● Structured figure records:
---+---

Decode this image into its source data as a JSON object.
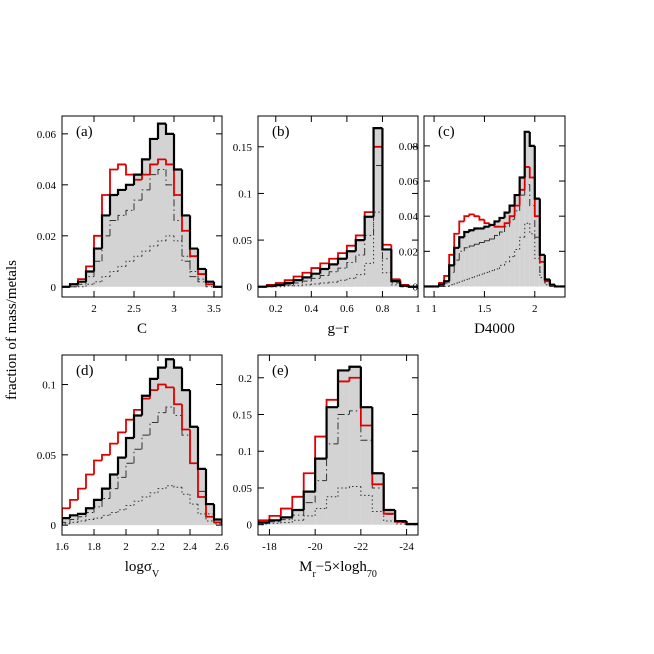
{
  "ylabel": "fraction of mass/metals",
  "chart_data": [
    {
      "type": "histogram",
      "label": "(a)",
      "xlabel": [
        "C"
      ],
      "bins": [
        1.6,
        1.7,
        1.8,
        1.9,
        2.0,
        2.1,
        2.2,
        2.3,
        2.4,
        2.5,
        2.6,
        2.7,
        2.8,
        2.9,
        3.0,
        3.1,
        3.2,
        3.3,
        3.4,
        3.5,
        3.6
      ],
      "xlim": [
        1.6,
        3.6
      ],
      "xticks": [
        2,
        2.5,
        3,
        3.5
      ],
      "ylim": [
        -0.004,
        0.067
      ],
      "yticks": [
        0,
        0.02,
        0.04,
        0.06
      ],
      "series": [
        {
          "color": "#000000",
          "fill": "#d3d3d3",
          "style": "thick",
          "values": [
            0,
            0.001,
            0.002,
            0.006,
            0.015,
            0.028,
            0.036,
            0.038,
            0.04,
            0.044,
            0.05,
            0.058,
            0.064,
            0.06,
            0.046,
            0.028,
            0.015,
            0.007,
            0.002,
            0
          ]
        },
        {
          "color": "#e00000",
          "style": "solid",
          "values": [
            0,
            0.001,
            0.003,
            0.008,
            0.02,
            0.036,
            0.046,
            0.048,
            0.044,
            0.042,
            0.044,
            0.048,
            0.05,
            0.048,
            0.036,
            0.022,
            0.012,
            0.005,
            0.001,
            0
          ]
        },
        {
          "color": "#333333",
          "style": "dashdot",
          "values": [
            0,
            0,
            0.001,
            0.004,
            0.01,
            0.02,
            0.026,
            0.028,
            0.03,
            0.034,
            0.038,
            0.044,
            0.046,
            0.04,
            0.026,
            0.01,
            0.004,
            0.002,
            0,
            0
          ]
        },
        {
          "color": "#333333",
          "style": "dotted",
          "values": [
            0,
            0,
            0,
            0.001,
            0.002,
            0.004,
            0.006,
            0.008,
            0.01,
            0.012,
            0.014,
            0.016,
            0.018,
            0.02,
            0.018,
            0.012,
            0.006,
            0.003,
            0.001,
            0
          ]
        }
      ]
    },
    {
      "type": "histogram",
      "label": "(b)",
      "xlabel": [
        "g−r"
      ],
      "bins": [
        0.1,
        0.15,
        0.2,
        0.25,
        0.3,
        0.35,
        0.4,
        0.45,
        0.5,
        0.55,
        0.6,
        0.65,
        0.7,
        0.75,
        0.8,
        0.85,
        0.9,
        0.95,
        1.0
      ],
      "xlim": [
        0.1,
        1.0
      ],
      "xticks": [
        0.2,
        0.4,
        0.6,
        0.8,
        1
      ],
      "ylim": [
        -0.011,
        0.183
      ],
      "yticks": [
        0,
        0.05,
        0.1,
        0.15
      ],
      "series": [
        {
          "color": "#000000",
          "fill": "#d3d3d3",
          "style": "thick",
          "values": [
            0,
            0.001,
            0.002,
            0.004,
            0.007,
            0.01,
            0.014,
            0.019,
            0.024,
            0.03,
            0.038,
            0.05,
            0.075,
            0.17,
            0.04,
            0.006,
            0.001,
            0
          ]
        },
        {
          "color": "#e00000",
          "style": "solid",
          "values": [
            0,
            0.002,
            0.004,
            0.007,
            0.011,
            0.015,
            0.02,
            0.025,
            0.03,
            0.036,
            0.044,
            0.055,
            0.08,
            0.15,
            0.045,
            0.008,
            0.002,
            0
          ]
        },
        {
          "color": "#333333",
          "style": "dashdot",
          "values": [
            0,
            0,
            0.001,
            0.002,
            0.004,
            0.006,
            0.009,
            0.012,
            0.016,
            0.02,
            0.026,
            0.034,
            0.055,
            0.13,
            0.03,
            0.004,
            0,
            0
          ]
        },
        {
          "color": "#333333",
          "style": "dotted",
          "values": [
            0,
            0,
            0,
            0.001,
            0.001,
            0.002,
            0.003,
            0.004,
            0.005,
            0.007,
            0.009,
            0.013,
            0.025,
            0.08,
            0.015,
            0.002,
            0,
            0
          ]
        }
      ]
    },
    {
      "type": "histogram",
      "label": "(c)",
      "xlabel": [
        "D4000"
      ],
      "bins": [
        0.9,
        0.95,
        1,
        1.05,
        1.1,
        1.15,
        1.2,
        1.25,
        1.3,
        1.35,
        1.4,
        1.45,
        1.5,
        1.55,
        1.6,
        1.65,
        1.7,
        1.75,
        1.8,
        1.85,
        1.9,
        1.95,
        2,
        2.05,
        2.1,
        2.15,
        2.2,
        2.25,
        2.3
      ],
      "xlim": [
        0.9,
        2.3
      ],
      "xticks": [
        1,
        1.5,
        2
      ],
      "ylim": [
        -0.006,
        0.097
      ],
      "yticks": [
        0,
        0.02,
        0.04,
        0.06,
        0.08
      ],
      "series": [
        {
          "color": "#000000",
          "fill": "#d3d3d3",
          "style": "thick",
          "values": [
            0,
            0,
            0,
            0.001,
            0.003,
            0.012,
            0.022,
            0.028,
            0.031,
            0.032,
            0.033,
            0.033,
            0.034,
            0.035,
            0.037,
            0.039,
            0.042,
            0.046,
            0.052,
            0.062,
            0.088,
            0.08,
            0.05,
            0.018,
            0.004,
            0.001,
            0,
            0
          ]
        },
        {
          "color": "#e00000",
          "style": "solid",
          "values": [
            0,
            0,
            0,
            0.002,
            0.006,
            0.018,
            0.03,
            0.037,
            0.04,
            0.041,
            0.04,
            0.038,
            0.036,
            0.035,
            0.034,
            0.034,
            0.036,
            0.04,
            0.046,
            0.055,
            0.068,
            0.062,
            0.04,
            0.014,
            0.003,
            0.001,
            0,
            0
          ]
        },
        {
          "color": "#333333",
          "style": "dashdot",
          "values": [
            0,
            0,
            0,
            0,
            0.002,
            0.008,
            0.015,
            0.02,
            0.022,
            0.023,
            0.024,
            0.025,
            0.026,
            0.027,
            0.029,
            0.031,
            0.034,
            0.038,
            0.043,
            0.052,
            0.058,
            0.046,
            0.028,
            0.008,
            0.002,
            0,
            0,
            0
          ]
        },
        {
          "color": "#333333",
          "style": "dotted",
          "values": [
            0,
            0,
            0,
            0,
            0,
            0.001,
            0.002,
            0.003,
            0.004,
            0.005,
            0.006,
            0.007,
            0.008,
            0.009,
            0.01,
            0.012,
            0.014,
            0.017,
            0.021,
            0.028,
            0.036,
            0.03,
            0.016,
            0.005,
            0.001,
            0,
            0,
            0
          ]
        }
      ]
    },
    {
      "type": "histogram",
      "label": "(d)",
      "xlabel": [
        "logσ",
        "V"
      ],
      "bins": [
        1.6,
        1.65,
        1.7,
        1.75,
        1.8,
        1.85,
        1.9,
        1.95,
        2,
        2.05,
        2.1,
        2.15,
        2.2,
        2.25,
        2.3,
        2.35,
        2.4,
        2.45,
        2.5,
        2.55,
        2.6
      ],
      "xlim": [
        1.6,
        2.6
      ],
      "xticks": [
        1.6,
        1.8,
        2,
        2.2,
        2.4,
        2.6
      ],
      "ylim": [
        -0.007,
        0.121
      ],
      "yticks": [
        0,
        0.05,
        0.1
      ],
      "series": [
        {
          "color": "#000000",
          "fill": "#d3d3d3",
          "style": "thick",
          "values": [
            0.005,
            0.007,
            0.008,
            0.012,
            0.018,
            0.026,
            0.036,
            0.048,
            0.062,
            0.078,
            0.092,
            0.104,
            0.112,
            0.118,
            0.112,
            0.096,
            0.07,
            0.04,
            0.015,
            0.004
          ]
        },
        {
          "color": "#e00000",
          "style": "solid",
          "values": [
            0.012,
            0.018,
            0.026,
            0.036,
            0.046,
            0.05,
            0.058,
            0.066,
            0.075,
            0.082,
            0.09,
            0.096,
            0.1,
            0.098,
            0.086,
            0.068,
            0.044,
            0.02,
            0.006,
            0.002
          ]
        },
        {
          "color": "#333333",
          "style": "dashdot",
          "values": [
            0.002,
            0.004,
            0.006,
            0.009,
            0.013,
            0.019,
            0.026,
            0.034,
            0.044,
            0.054,
            0.064,
            0.073,
            0.08,
            0.084,
            0.078,
            0.064,
            0.044,
            0.024,
            0.008,
            0.002
          ]
        },
        {
          "color": "#333333",
          "style": "dotted",
          "values": [
            0.001,
            0.002,
            0.003,
            0.004,
            0.005,
            0.007,
            0.009,
            0.011,
            0.014,
            0.017,
            0.02,
            0.023,
            0.026,
            0.028,
            0.027,
            0.022,
            0.015,
            0.008,
            0.003,
            0.001
          ]
        }
      ]
    },
    {
      "type": "histogram",
      "label": "(e)",
      "xlabel": [
        "M",
        "r",
        "−5×logh",
        "70"
      ],
      "bins": [
        -17.5,
        -18,
        -18.5,
        -19,
        -19.5,
        -20,
        -20.5,
        -21,
        -21.5,
        -22,
        -22.5,
        -23,
        -23.5,
        -24,
        -24.5
      ],
      "xlim": [
        -17.5,
        -24.5
      ],
      "xticks": [
        -18,
        -20,
        -22,
        -24
      ],
      "ylim": [
        -0.014,
        0.231
      ],
      "yticks": [
        0,
        0.05,
        0.1,
        0.15,
        0.2
      ],
      "series": [
        {
          "color": "#000000",
          "fill": "#d3d3d3",
          "style": "thick",
          "values": [
            0.003,
            0.006,
            0.01,
            0.02,
            0.045,
            0.09,
            0.16,
            0.21,
            0.215,
            0.16,
            0.07,
            0.02,
            0.005,
            0.001
          ]
        },
        {
          "color": "#e00000",
          "style": "solid",
          "values": [
            0.006,
            0.012,
            0.022,
            0.038,
            0.07,
            0.12,
            0.17,
            0.195,
            0.2,
            0.135,
            0.055,
            0.015,
            0.004,
            0.001
          ]
        },
        {
          "color": "#333333",
          "style": "dashdot",
          "values": [
            0.002,
            0.004,
            0.007,
            0.013,
            0.03,
            0.06,
            0.11,
            0.15,
            0.155,
            0.115,
            0.05,
            0.014,
            0.003,
            0
          ]
        },
        {
          "color": "#333333",
          "style": "dotted",
          "values": [
            0.001,
            0.002,
            0.003,
            0.006,
            0.012,
            0.022,
            0.038,
            0.05,
            0.052,
            0.04,
            0.018,
            0.005,
            0.001,
            0
          ]
        }
      ]
    }
  ]
}
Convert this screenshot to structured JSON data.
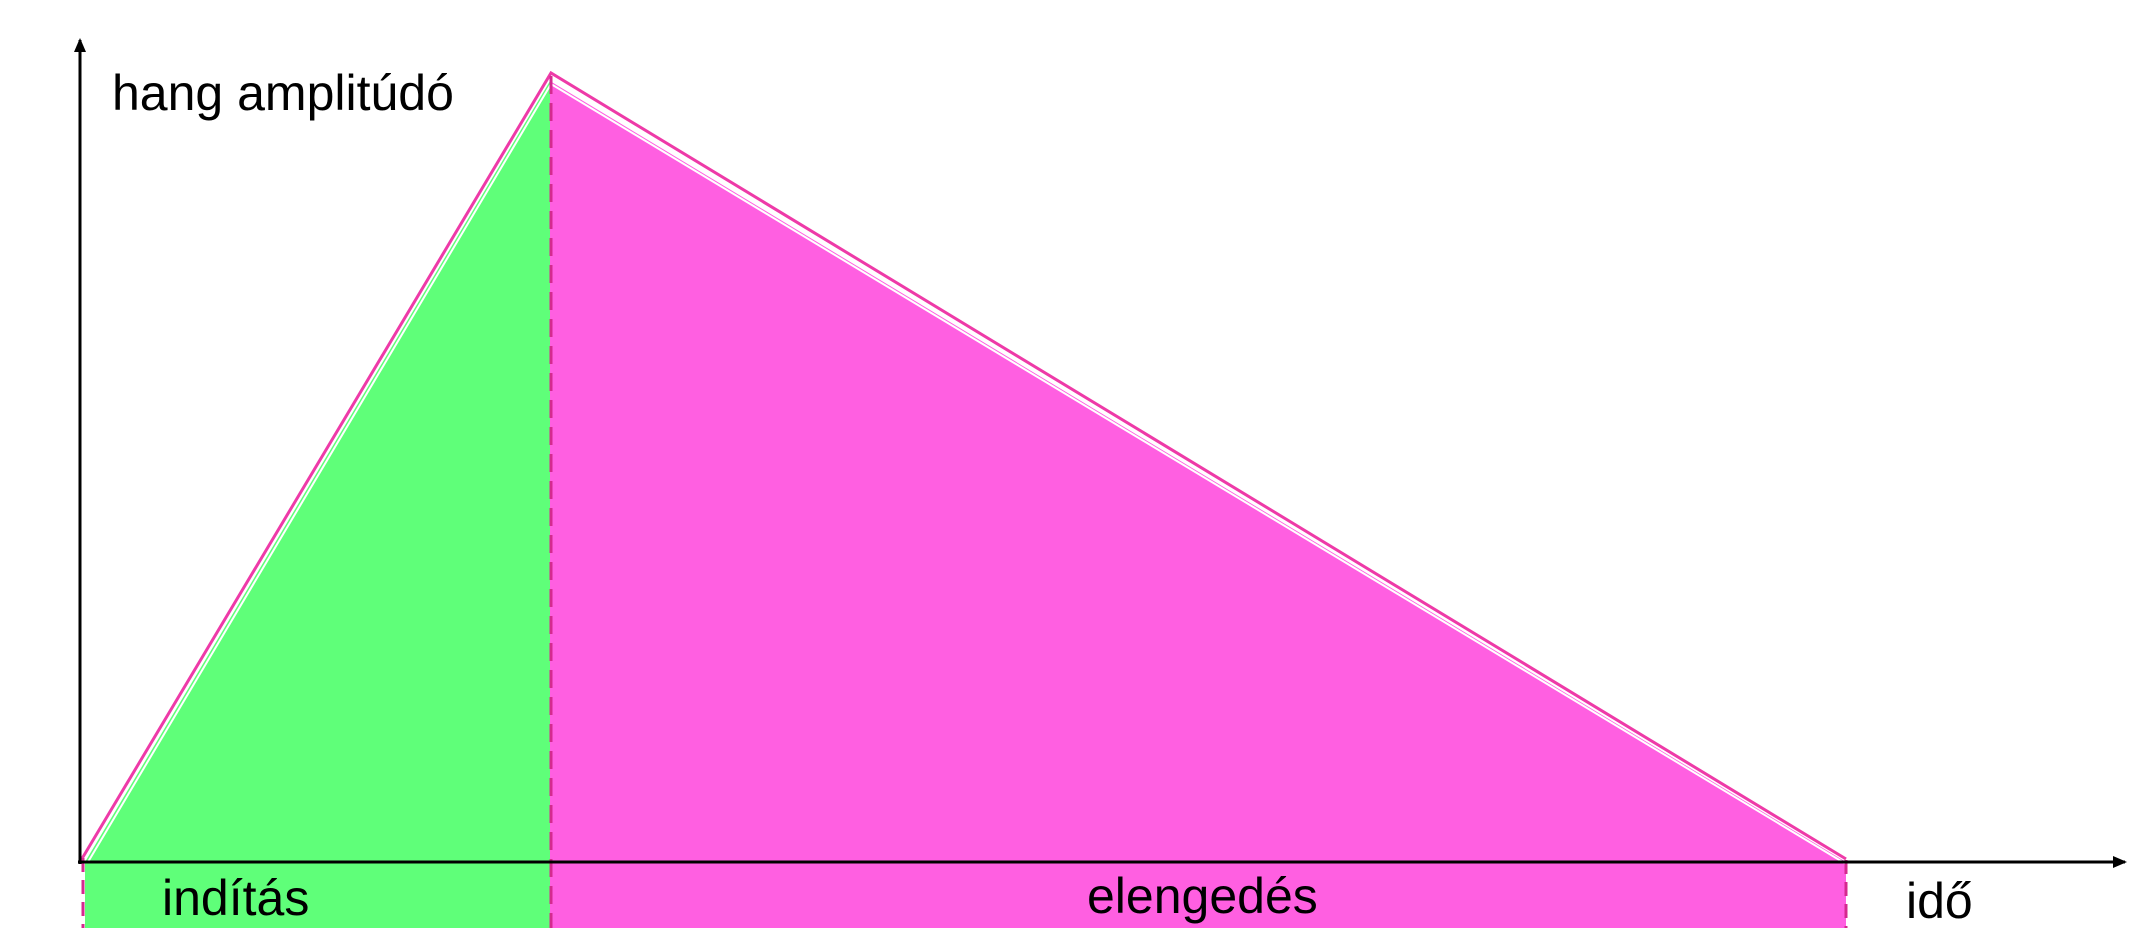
{
  "labels": {
    "y_axis": "hang amplitúdó",
    "x_axis": "idő",
    "attack_phase": "indítás",
    "release_phase": "elengedés"
  },
  "colors": {
    "attack_fill": "#5fff79",
    "release_fill": "#ff5fe1",
    "envelope_stroke": "#ee3aa8",
    "axis": "#000000"
  },
  "chart_data": {
    "type": "area",
    "xlabel": "idő",
    "ylabel": "hang amplitúdó",
    "segments": [
      {
        "name": "indítás",
        "x_start": 0,
        "x_end": 1,
        "y_start": 0,
        "y_end": 1
      },
      {
        "name": "elengedés",
        "x_start": 1,
        "x_end": 4.75,
        "y_start": 1,
        "y_end": 0
      }
    ]
  }
}
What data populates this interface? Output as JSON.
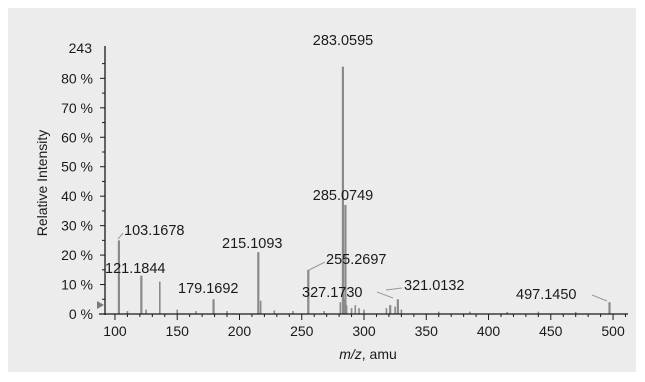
{
  "chart_data": {
    "type": "bar",
    "xlabel_italic": "m/z",
    "xlabel_rest": ", amu",
    "ylabel": "Relative Intensity",
    "y_top_label": "243",
    "xlim": [
      92,
      512
    ],
    "ylim": [
      0,
      92
    ],
    "x_ticks": [
      100,
      150,
      200,
      250,
      300,
      350,
      400,
      450,
      500
    ],
    "x_tick_labels": [
      "100",
      "150",
      "200",
      "250",
      "300",
      "350",
      "400",
      "450",
      "500"
    ],
    "y_ticks": [
      0,
      10,
      20,
      30,
      40,
      50,
      60,
      70,
      80
    ],
    "y_tick_labels": [
      "0 %",
      "10 %",
      "20 %",
      "30 %",
      "40 %",
      "50 %",
      "60 %",
      "70 %",
      "80 %"
    ],
    "labeled_peaks": [
      {
        "mz": 283.0595,
        "intensity": 84,
        "label": "283.0595"
      },
      {
        "mz": 285.0749,
        "intensity": 37,
        "label": "285.0749"
      },
      {
        "mz": 103.1678,
        "intensity": 25,
        "label": "103.1678"
      },
      {
        "mz": 121.1844,
        "intensity": 13,
        "label": "121.1844"
      },
      {
        "mz": 179.1692,
        "intensity": 5,
        "label": "179.1692"
      },
      {
        "mz": 215.1093,
        "intensity": 21,
        "label": "215.1093"
      },
      {
        "mz": 255.2697,
        "intensity": 15,
        "label": "255.2697"
      },
      {
        "mz": 327.173,
        "intensity": 5,
        "label": "327.1730"
      },
      {
        "mz": 321.0132,
        "intensity": 3,
        "label": "321.0132"
      },
      {
        "mz": 497.145,
        "intensity": 4,
        "label": "497.1450"
      }
    ],
    "other_peaks": [
      {
        "mz": 136,
        "intensity": 11
      },
      {
        "mz": 217,
        "intensity": 4.5
      },
      {
        "mz": 281,
        "intensity": 4
      },
      {
        "mz": 284,
        "intensity": 5
      },
      {
        "mz": 286,
        "intensity": 3
      },
      {
        "mz": 290,
        "intensity": 2
      },
      {
        "mz": 293,
        "intensity": 3
      },
      {
        "mz": 296,
        "intensity": 2
      },
      {
        "mz": 300,
        "intensity": 1.5
      },
      {
        "mz": 318,
        "intensity": 2
      },
      {
        "mz": 325,
        "intensity": 2.5
      },
      {
        "mz": 330,
        "intensity": 1.5
      },
      {
        "mz": 110,
        "intensity": 1
      },
      {
        "mz": 125,
        "intensity": 1.5
      },
      {
        "mz": 150,
        "intensity": 1.5
      },
      {
        "mz": 165,
        "intensity": 1
      },
      {
        "mz": 190,
        "intensity": 1
      },
      {
        "mz": 228,
        "intensity": 1.2
      },
      {
        "mz": 243,
        "intensity": 1
      },
      {
        "mz": 268,
        "intensity": 1
      },
      {
        "mz": 360,
        "intensity": 0.8
      },
      {
        "mz": 385,
        "intensity": 0.8
      },
      {
        "mz": 415,
        "intensity": 0.7
      },
      {
        "mz": 440,
        "intensity": 0.8
      },
      {
        "mz": 470,
        "intensity": 0.7
      }
    ],
    "colors": {
      "peak": "#8a8a8a",
      "axis": "#1a1a1a",
      "background": "#ececec"
    }
  }
}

---+---

● WRITTEN TASK: Which lines hold the word "elengedés"? Copy every one of them.

● SOLUTION FOR THIS TASK:
    "release_phase": "elengedés"
        "name": "elengedés",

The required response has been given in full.